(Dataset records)
— START —
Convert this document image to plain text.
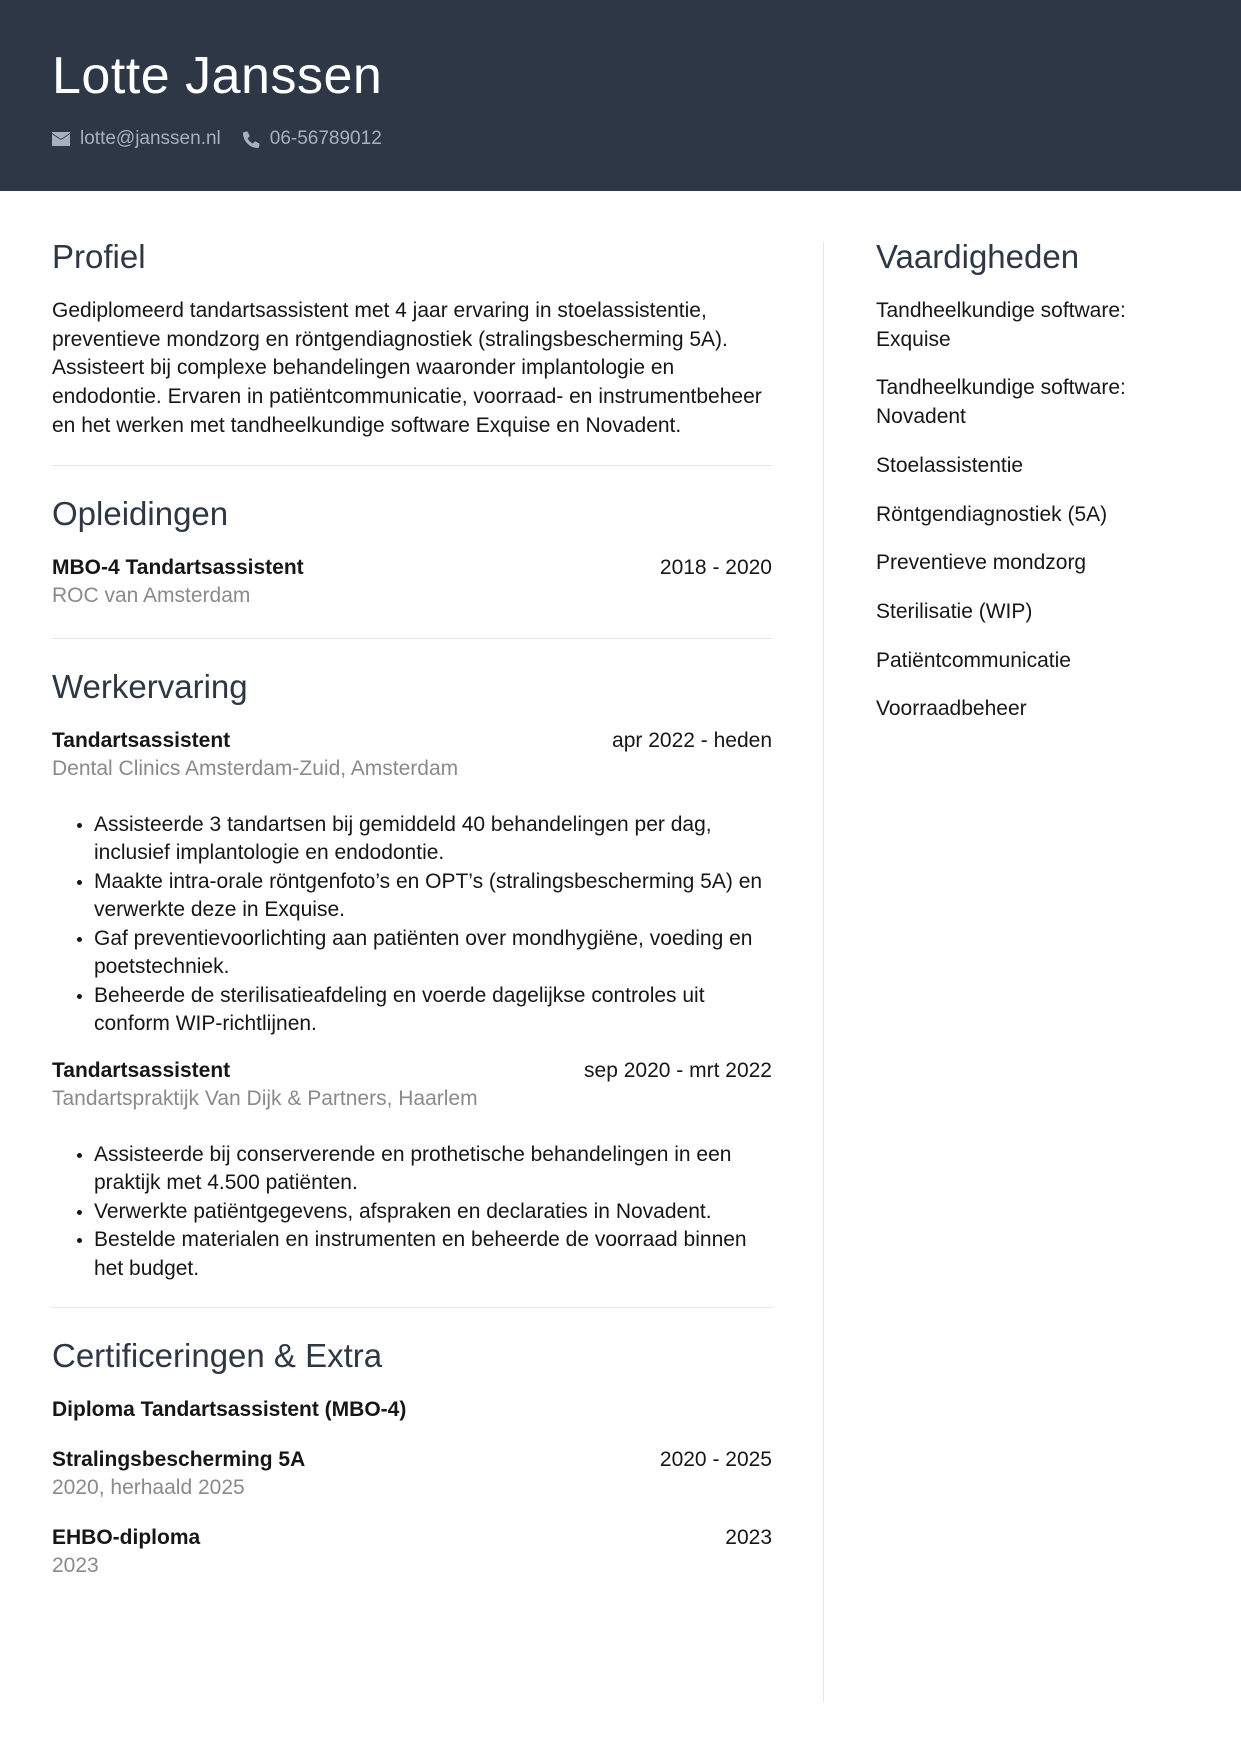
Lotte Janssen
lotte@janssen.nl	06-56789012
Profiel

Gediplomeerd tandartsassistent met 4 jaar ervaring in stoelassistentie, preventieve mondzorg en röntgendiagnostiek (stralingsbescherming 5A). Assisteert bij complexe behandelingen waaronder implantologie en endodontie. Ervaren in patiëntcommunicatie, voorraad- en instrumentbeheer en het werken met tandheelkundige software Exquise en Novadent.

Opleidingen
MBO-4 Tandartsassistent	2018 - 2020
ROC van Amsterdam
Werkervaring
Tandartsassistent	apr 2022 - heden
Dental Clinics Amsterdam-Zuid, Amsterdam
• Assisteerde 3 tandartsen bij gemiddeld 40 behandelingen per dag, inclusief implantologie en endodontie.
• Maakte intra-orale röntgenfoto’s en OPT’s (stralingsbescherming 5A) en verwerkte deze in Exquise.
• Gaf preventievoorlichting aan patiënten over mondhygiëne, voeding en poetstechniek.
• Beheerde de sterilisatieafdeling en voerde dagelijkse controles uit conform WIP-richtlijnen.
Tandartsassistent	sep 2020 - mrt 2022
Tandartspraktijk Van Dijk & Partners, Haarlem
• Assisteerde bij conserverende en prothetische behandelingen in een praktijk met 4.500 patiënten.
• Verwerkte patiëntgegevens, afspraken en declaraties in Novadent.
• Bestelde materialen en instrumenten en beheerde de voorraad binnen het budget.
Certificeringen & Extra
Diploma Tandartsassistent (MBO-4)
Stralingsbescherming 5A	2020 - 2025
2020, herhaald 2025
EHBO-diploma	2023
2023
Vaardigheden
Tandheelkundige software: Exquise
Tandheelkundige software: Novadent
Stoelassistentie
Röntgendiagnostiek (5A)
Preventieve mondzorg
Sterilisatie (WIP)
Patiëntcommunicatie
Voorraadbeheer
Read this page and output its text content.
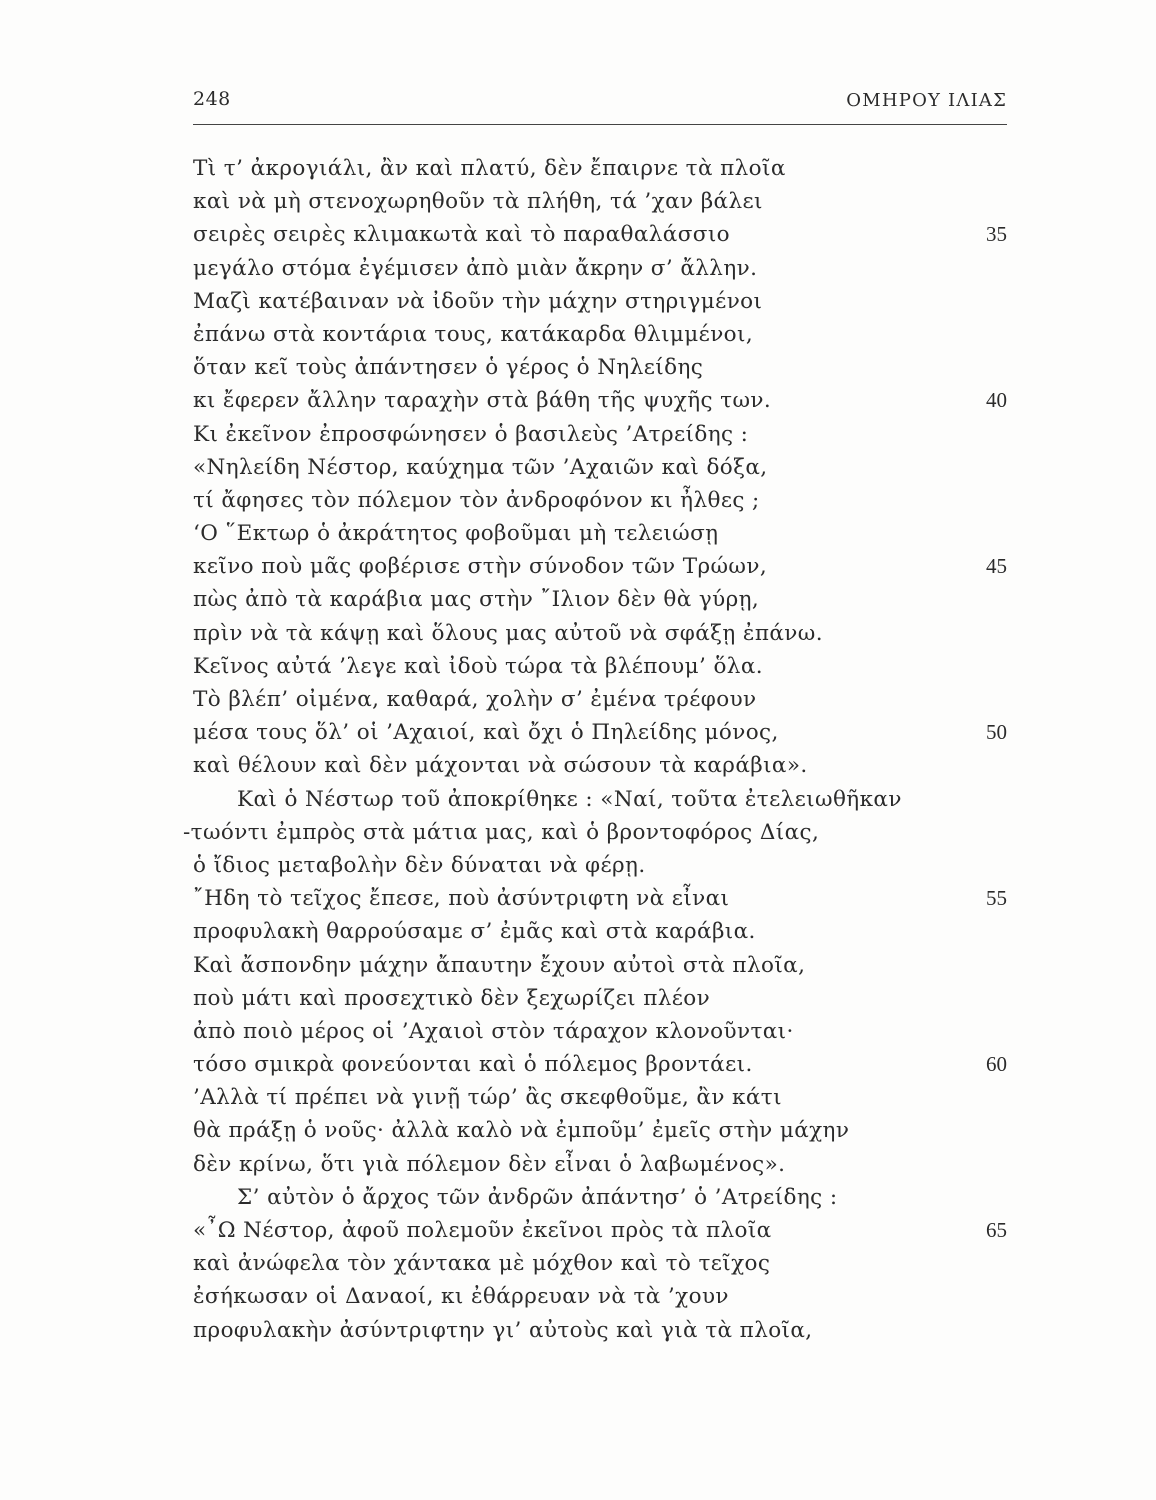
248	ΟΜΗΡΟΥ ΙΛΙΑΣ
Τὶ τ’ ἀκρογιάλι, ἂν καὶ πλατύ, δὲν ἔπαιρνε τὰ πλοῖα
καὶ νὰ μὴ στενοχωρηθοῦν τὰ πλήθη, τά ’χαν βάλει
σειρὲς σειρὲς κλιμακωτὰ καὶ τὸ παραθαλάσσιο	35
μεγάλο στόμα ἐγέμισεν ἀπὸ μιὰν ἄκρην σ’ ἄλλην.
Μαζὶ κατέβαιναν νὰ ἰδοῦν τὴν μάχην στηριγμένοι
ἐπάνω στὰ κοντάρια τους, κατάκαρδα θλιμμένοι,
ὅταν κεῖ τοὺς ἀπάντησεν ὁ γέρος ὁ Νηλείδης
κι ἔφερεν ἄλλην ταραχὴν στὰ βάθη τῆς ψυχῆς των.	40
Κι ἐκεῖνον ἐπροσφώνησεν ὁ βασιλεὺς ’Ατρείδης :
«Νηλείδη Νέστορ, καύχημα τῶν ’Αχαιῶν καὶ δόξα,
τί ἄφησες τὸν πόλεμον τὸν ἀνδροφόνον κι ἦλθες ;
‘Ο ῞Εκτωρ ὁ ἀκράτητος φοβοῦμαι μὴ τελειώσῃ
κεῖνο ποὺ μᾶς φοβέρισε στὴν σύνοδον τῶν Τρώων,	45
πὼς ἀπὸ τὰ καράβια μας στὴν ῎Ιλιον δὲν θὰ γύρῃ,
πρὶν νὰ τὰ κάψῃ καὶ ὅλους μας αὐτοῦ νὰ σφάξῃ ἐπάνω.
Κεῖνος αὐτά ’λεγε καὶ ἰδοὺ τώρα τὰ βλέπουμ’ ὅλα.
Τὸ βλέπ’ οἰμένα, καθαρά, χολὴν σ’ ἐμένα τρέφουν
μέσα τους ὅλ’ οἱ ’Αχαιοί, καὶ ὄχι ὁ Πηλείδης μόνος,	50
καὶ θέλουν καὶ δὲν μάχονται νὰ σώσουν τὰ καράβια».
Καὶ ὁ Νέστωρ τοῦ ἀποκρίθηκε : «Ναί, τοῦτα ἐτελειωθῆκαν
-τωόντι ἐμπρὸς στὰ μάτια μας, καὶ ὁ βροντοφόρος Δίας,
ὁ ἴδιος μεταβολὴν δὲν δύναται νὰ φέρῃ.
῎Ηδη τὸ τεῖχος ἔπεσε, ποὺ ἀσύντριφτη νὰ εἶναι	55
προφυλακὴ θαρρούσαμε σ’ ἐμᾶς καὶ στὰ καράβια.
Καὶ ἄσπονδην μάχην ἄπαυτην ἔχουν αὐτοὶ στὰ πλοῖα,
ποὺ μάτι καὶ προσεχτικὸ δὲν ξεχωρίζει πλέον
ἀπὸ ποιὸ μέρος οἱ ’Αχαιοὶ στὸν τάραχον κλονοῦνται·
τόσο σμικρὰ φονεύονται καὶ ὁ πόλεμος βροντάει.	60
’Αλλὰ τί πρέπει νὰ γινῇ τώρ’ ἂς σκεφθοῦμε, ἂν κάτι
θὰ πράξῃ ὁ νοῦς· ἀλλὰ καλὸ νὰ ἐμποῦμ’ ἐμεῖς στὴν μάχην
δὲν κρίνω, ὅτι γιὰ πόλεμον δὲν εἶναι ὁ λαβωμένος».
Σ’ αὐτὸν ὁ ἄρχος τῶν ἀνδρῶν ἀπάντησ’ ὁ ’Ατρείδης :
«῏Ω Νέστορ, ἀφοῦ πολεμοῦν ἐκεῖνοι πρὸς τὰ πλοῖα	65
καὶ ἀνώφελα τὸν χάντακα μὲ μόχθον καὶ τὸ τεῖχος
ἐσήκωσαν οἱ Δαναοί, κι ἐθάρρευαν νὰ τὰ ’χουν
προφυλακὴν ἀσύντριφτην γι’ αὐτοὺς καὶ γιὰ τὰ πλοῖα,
— END —
* [Task]:
Search the records for the word "Novadent" and copy every line where it occurs.

* [Complete answer]:
Gediplomeerd tandartsassistent met 4 jaar ervaring in stoelassistentie, preventieve mondzorg en röntgendiagnostiek (stralingsbescherming 5A). Assisteert bij complexe behandelingen waaronder implantologie en endodontie. Ervaren in patiëntcommunicatie, voorraad- en instrumentbeheer en het werken met tandheelkundige software Exquise en Novadent.
• Verwerkte patiëntgegevens, afspraken en declaraties in Novadent.
Tandheelkundige software: Novadent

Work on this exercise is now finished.